> _Job_: Copy the data exactly as it appears, and do not include any pictures.

> _Data section_:
───

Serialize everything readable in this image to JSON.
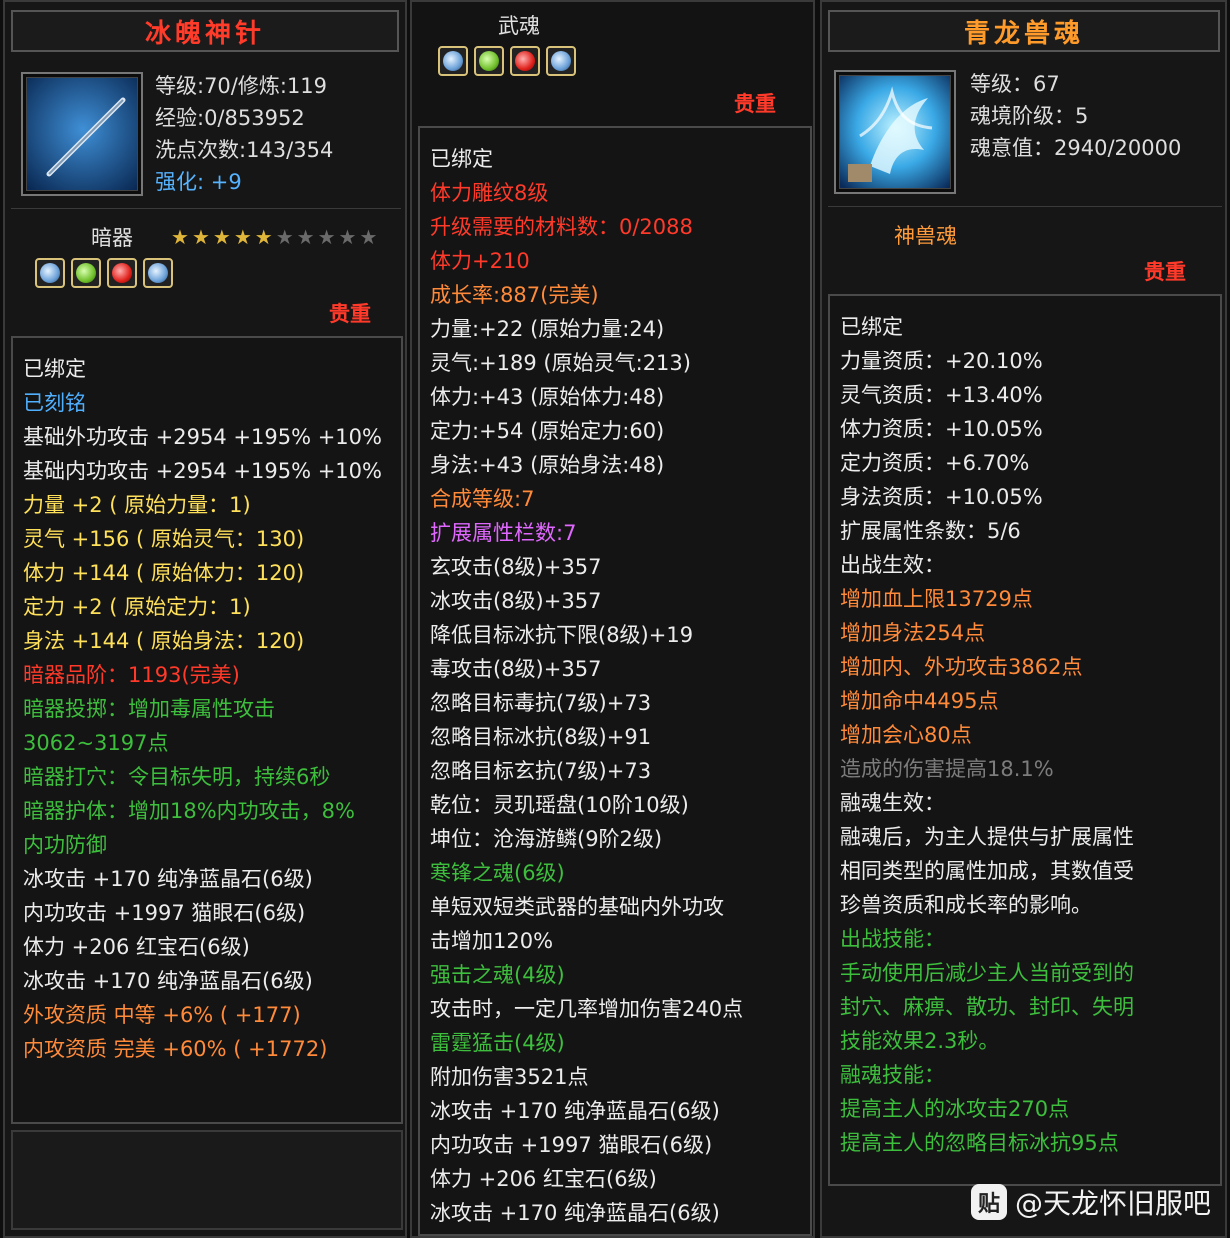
{
  "left": {
    "title": "冰魄神针",
    "header_lines": [
      "等级:70/修炼:119",
      "经验:0/853952",
      "洗点次数:143/354"
    ],
    "enhance_label": "强化: +9",
    "category": "暗器",
    "stars_total": 10,
    "stars_filled": 5,
    "gems": [
      "blue",
      "green",
      "red",
      "blue"
    ],
    "tag": "贵重",
    "lines": [
      {
        "t": "已绑定",
        "c": "w"
      },
      {
        "t": "已刻铭",
        "c": "b"
      },
      {
        "t": "基础外功攻击 +2954 +195% +10%",
        "c": "w"
      },
      {
        "t": "基础内功攻击 +2954 +195% +10%",
        "c": "w"
      },
      {
        "t": "力量 +2 ( 原始力量：1)",
        "c": "y"
      },
      {
        "t": "灵气 +156 ( 原始灵气：130)",
        "c": "y"
      },
      {
        "t": "体力 +144 ( 原始体力：120)",
        "c": "y"
      },
      {
        "t": "定力 +2 ( 原始定力：1)",
        "c": "y"
      },
      {
        "t": "身法 +144 ( 原始身法：120)",
        "c": "y"
      },
      {
        "t": "暗器品阶：1193(完美)",
        "c": "r"
      },
      {
        "t": "暗器投掷：增加毒属性攻击",
        "c": "g"
      },
      {
        "t": "3062~3197点",
        "c": "g"
      },
      {
        "t": "暗器打穴：令目标失明，持续6秒",
        "c": "g"
      },
      {
        "t": "暗器护体：增加18%内功攻击，8%",
        "c": "g"
      },
      {
        "t": "内功防御",
        "c": "g"
      },
      {
        "t": "冰攻击 +170 纯净蓝晶石(6级)",
        "c": "w"
      },
      {
        "t": "内功攻击 +1997 猫眼石(6级)",
        "c": "w"
      },
      {
        "t": "体力 +206 红宝石(6级)",
        "c": "w"
      },
      {
        "t": "冰攻击 +170 纯净蓝晶石(6级)",
        "c": "w"
      },
      {
        "t": "外攻资质   中等 +6% ( +177)",
        "c": "o"
      },
      {
        "t": "内攻资质   完美 +60% ( +1772)",
        "c": "o"
      }
    ]
  },
  "mid": {
    "title": "武魂",
    "gems": [
      "blue",
      "green",
      "red",
      "blue"
    ],
    "tag": "贵重",
    "lines": [
      {
        "t": "已绑定",
        "c": "w"
      },
      {
        "t": "体力雕纹8级",
        "c": "r"
      },
      {
        "t": "升级需要的材料数：0/2088",
        "c": "r"
      },
      {
        "t": "体力+210",
        "c": "r"
      },
      {
        "t": "成长率:887(完美)",
        "c": "o"
      },
      {
        "t": "力量:+22 (原始力量:24)",
        "c": "w"
      },
      {
        "t": "灵气:+189 (原始灵气:213)",
        "c": "w"
      },
      {
        "t": "体力:+43 (原始体力:48)",
        "c": "w"
      },
      {
        "t": "定力:+54 (原始定力:60)",
        "c": "w"
      },
      {
        "t": "身法:+43 (原始身法:48)",
        "c": "w"
      },
      {
        "t": "合成等级:7",
        "c": "o"
      },
      {
        "t": "扩展属性栏数:7",
        "c": "p"
      },
      {
        "t": "玄攻击(8级)+357",
        "c": "w"
      },
      {
        "t": "冰攻击(8级)+357",
        "c": "w"
      },
      {
        "t": "降低目标冰抗下限(8级)+19",
        "c": "w"
      },
      {
        "t": "毒攻击(8级)+357",
        "c": "w"
      },
      {
        "t": "忽略目标毒抗(7级)+73",
        "c": "w"
      },
      {
        "t": "忽略目标冰抗(8级)+91",
        "c": "w"
      },
      {
        "t": "忽略目标玄抗(7级)+73",
        "c": "w"
      },
      {
        "t": "乾位：灵玑瑶盘(10阶10级)",
        "c": "w"
      },
      {
        "t": "坤位：沧海游鳞(9阶2级)",
        "c": "w"
      },
      {
        "t": "寒锋之魂(6级)",
        "c": "g"
      },
      {
        "t": "单短双短类武器的基础内外功攻",
        "c": "w"
      },
      {
        "t": "击增加120%",
        "c": "w"
      },
      {
        "t": "强击之魂(4级)",
        "c": "g"
      },
      {
        "t": "攻击时，一定几率增加伤害240点",
        "c": "w"
      },
      {
        "t": "雷霆猛击(4级)",
        "c": "g"
      },
      {
        "t": "附加伤害3521点",
        "c": "w"
      },
      {
        "t": "冰攻击 +170 纯净蓝晶石(6级)",
        "c": "w"
      },
      {
        "t": "内功攻击 +1997 猫眼石(6级)",
        "c": "w"
      },
      {
        "t": "体力 +206 红宝石(6级)",
        "c": "w"
      },
      {
        "t": "冰攻击 +170 纯净蓝晶石(6级)",
        "c": "w"
      }
    ]
  },
  "right": {
    "title": "青龙兽魂",
    "header_lines": [
      "等级：67",
      "魂境阶级：5",
      "魂意值：2940/20000"
    ],
    "category": "神兽魂",
    "tag": "贵重",
    "lines": [
      {
        "t": "已绑定",
        "c": "w"
      },
      {
        "t": "力量资质：+20.10%",
        "c": "w"
      },
      {
        "t": "灵气资质：+13.40%",
        "c": "w"
      },
      {
        "t": "体力资质：+10.05%",
        "c": "w"
      },
      {
        "t": "定力资质：+6.70%",
        "c": "w"
      },
      {
        "t": "身法资质：+10.05%",
        "c": "w"
      },
      {
        "t": "扩展属性条数：5/6",
        "c": "w"
      },
      {
        "t": "出战生效：",
        "c": "w"
      },
      {
        "t": "增加血上限13729点",
        "c": "o"
      },
      {
        "t": "增加身法254点",
        "c": "o"
      },
      {
        "t": "增加内、外功攻击3862点",
        "c": "o"
      },
      {
        "t": "增加命中4495点",
        "c": "o"
      },
      {
        "t": "增加会心80点",
        "c": "o"
      },
      {
        "t": "造成的伤害提高18.1%",
        "c": "gray"
      },
      {
        "t": "融魂生效：",
        "c": "w"
      },
      {
        "t": "融魂后，为主人提供与扩展属性",
        "c": "w"
      },
      {
        "t": "相同类型的属性加成，其数值受",
        "c": "w"
      },
      {
        "t": "珍兽资质和成长率的影响。",
        "c": "w"
      },
      {
        "t": "出战技能：",
        "c": "g"
      },
      {
        "t": "手动使用后减少主人当前受到的",
        "c": "g"
      },
      {
        "t": "封穴、麻痹、散功、封印、失明",
        "c": "g"
      },
      {
        "t": "技能效果2.3秒。",
        "c": "g"
      },
      {
        "t": "融魂技能：",
        "c": "g"
      },
      {
        "t": "提高主人的冰攻击270点",
        "c": "g"
      },
      {
        "t": "提高主人的忽略目标冰抗95点",
        "c": "g"
      }
    ]
  },
  "watermark": "@天龙怀旧服吧",
  "watermark_logo": "贴"
}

───

> _Task solution_:
Serialize everything readable in this image to JSON.
{
  "left": {
    "title": "冰魄神针",
    "header_lines": [
      "等级:70/修炼:119",
      "经验:0/853952",
      "洗点次数:143/354"
    ],
    "enhance_label": "强化: +9",
    "category": "暗器",
    "stars_total": 10,
    "stars_filled": 5,
    "gems": [
      "blue",
      "green",
      "red",
      "blue"
    ],
    "tag": "贵重",
    "lines": [
      {
        "t": "已绑定",
        "c": "w"
      },
      {
        "t": "已刻铭",
        "c": "b"
      },
      {
        "t": "基础外功攻击 +2954 +195% +10%",
        "c": "w"
      },
      {
        "t": "基础内功攻击 +2954 +195% +10%",
        "c": "w"
      },
      {
        "t": "力量 +2 ( 原始力量：1)",
        "c": "y"
      },
      {
        "t": "灵气 +156 ( 原始灵气：130)",
        "c": "y"
      },
      {
        "t": "体力 +144 ( 原始体力：120)",
        "c": "y"
      },
      {
        "t": "定力 +2 ( 原始定力：1)",
        "c": "y"
      },
      {
        "t": "身法 +144 ( 原始身法：120)",
        "c": "y"
      },
      {
        "t": "暗器品阶：1193(完美)",
        "c": "r"
      },
      {
        "t": "暗器投掷：增加毒属性攻击",
        "c": "g"
      },
      {
        "t": "3062~3197点",
        "c": "g"
      },
      {
        "t": "暗器打穴：令目标失明，持续6秒",
        "c": "g"
      },
      {
        "t": "暗器护体：增加18%内功攻击，8%",
        "c": "g"
      },
      {
        "t": "内功防御",
        "c": "g"
      },
      {
        "t": "冰攻击 +170 纯净蓝晶石(6级)",
        "c": "w"
      },
      {
        "t": "内功攻击 +1997 猫眼石(6级)",
        "c": "w"
      },
      {
        "t": "体力 +206 红宝石(6级)",
        "c": "w"
      },
      {
        "t": "冰攻击 +170 纯净蓝晶石(6级)",
        "c": "w"
      },
      {
        "t": "外攻资质   中等 +6% ( +177)",
        "c": "o"
      },
      {
        "t": "内攻资质   完美 +60% ( +1772)",
        "c": "o"
      }
    ]
  },
  "mid": {
    "title": "武魂",
    "gems": [
      "blue",
      "green",
      "red",
      "blue"
    ],
    "tag": "贵重",
    "lines": [
      {
        "t": "已绑定",
        "c": "w"
      },
      {
        "t": "体力雕纹8级",
        "c": "r"
      },
      {
        "t": "升级需要的材料数：0/2088",
        "c": "r"
      },
      {
        "t": "体力+210",
        "c": "r"
      },
      {
        "t": "成长率:887(完美)",
        "c": "o"
      },
      {
        "t": "力量:+22 (原始力量:24)",
        "c": "w"
      },
      {
        "t": "灵气:+189 (原始灵气:213)",
        "c": "w"
      },
      {
        "t": "体力:+43 (原始体力:48)",
        "c": "w"
      },
      {
        "t": "定力:+54 (原始定力:60)",
        "c": "w"
      },
      {
        "t": "身法:+43 (原始身法:48)",
        "c": "w"
      },
      {
        "t": "合成等级:7",
        "c": "o"
      },
      {
        "t": "扩展属性栏数:7",
        "c": "p"
      },
      {
        "t": "玄攻击(8级)+357",
        "c": "w"
      },
      {
        "t": "冰攻击(8级)+357",
        "c": "w"
      },
      {
        "t": "降低目标冰抗下限(8级)+19",
        "c": "w"
      },
      {
        "t": "毒攻击(8级)+357",
        "c": "w"
      },
      {
        "t": "忽略目标毒抗(7级)+73",
        "c": "w"
      },
      {
        "t": "忽略目标冰抗(8级)+91",
        "c": "w"
      },
      {
        "t": "忽略目标玄抗(7级)+73",
        "c": "w"
      },
      {
        "t": "乾位：灵玑瑶盘(10阶10级)",
        "c": "w"
      },
      {
        "t": "坤位：沧海游鳞(9阶2级)",
        "c": "w"
      },
      {
        "t": "寒锋之魂(6级)",
        "c": "g"
      },
      {
        "t": "单短双短类武器的基础内外功攻",
        "c": "w"
      },
      {
        "t": "击增加120%",
        "c": "w"
      },
      {
        "t": "强击之魂(4级)",
        "c": "g"
      },
      {
        "t": "攻击时，一定几率增加伤害240点",
        "c": "w"
      },
      {
        "t": "雷霆猛击(4级)",
        "c": "g"
      },
      {
        "t": "附加伤害3521点",
        "c": "w"
      },
      {
        "t": "冰攻击 +170 纯净蓝晶石(6级)",
        "c": "w"
      },
      {
        "t": "内功攻击 +1997 猫眼石(6级)",
        "c": "w"
      },
      {
        "t": "体力 +206 红宝石(6级)",
        "c": "w"
      },
      {
        "t": "冰攻击 +170 纯净蓝晶石(6级)",
        "c": "w"
      }
    ]
  },
  "right": {
    "title": "青龙兽魂",
    "header_lines": [
      "等级：67",
      "魂境阶级：5",
      "魂意值：2940/20000"
    ],
    "category": "神兽魂",
    "tag": "贵重",
    "lines": [
      {
        "t": "已绑定",
        "c": "w"
      },
      {
        "t": "力量资质：+20.10%",
        "c": "w"
      },
      {
        "t": "灵气资质：+13.40%",
        "c": "w"
      },
      {
        "t": "体力资质：+10.05%",
        "c": "w"
      },
      {
        "t": "定力资质：+6.70%",
        "c": "w"
      },
      {
        "t": "身法资质：+10.05%",
        "c": "w"
      },
      {
        "t": "扩展属性条数：5/6",
        "c": "w"
      },
      {
        "t": "出战生效：",
        "c": "w"
      },
      {
        "t": "增加血上限13729点",
        "c": "o"
      },
      {
        "t": "增加身法254点",
        "c": "o"
      },
      {
        "t": "增加内、外功攻击3862点",
        "c": "o"
      },
      {
        "t": "增加命中4495点",
        "c": "o"
      },
      {
        "t": "增加会心80点",
        "c": "o"
      },
      {
        "t": "造成的伤害提高18.1%",
        "c": "gray"
      },
      {
        "t": "融魂生效：",
        "c": "w"
      },
      {
        "t": "融魂后，为主人提供与扩展属性",
        "c": "w"
      },
      {
        "t": "相同类型的属性加成，其数值受",
        "c": "w"
      },
      {
        "t": "珍兽资质和成长率的影响。",
        "c": "w"
      },
      {
        "t": "出战技能：",
        "c": "g"
      },
      {
        "t": "手动使用后减少主人当前受到的",
        "c": "g"
      },
      {
        "t": "封穴、麻痹、散功、封印、失明",
        "c": "g"
      },
      {
        "t": "技能效果2.3秒。",
        "c": "g"
      },
      {
        "t": "融魂技能：",
        "c": "g"
      },
      {
        "t": "提高主人的冰攻击270点",
        "c": "g"
      },
      {
        "t": "提高主人的忽略目标冰抗95点",
        "c": "g"
      }
    ]
  },
  "watermark": "@天龙怀旧服吧",
  "watermark_logo": "贴"
}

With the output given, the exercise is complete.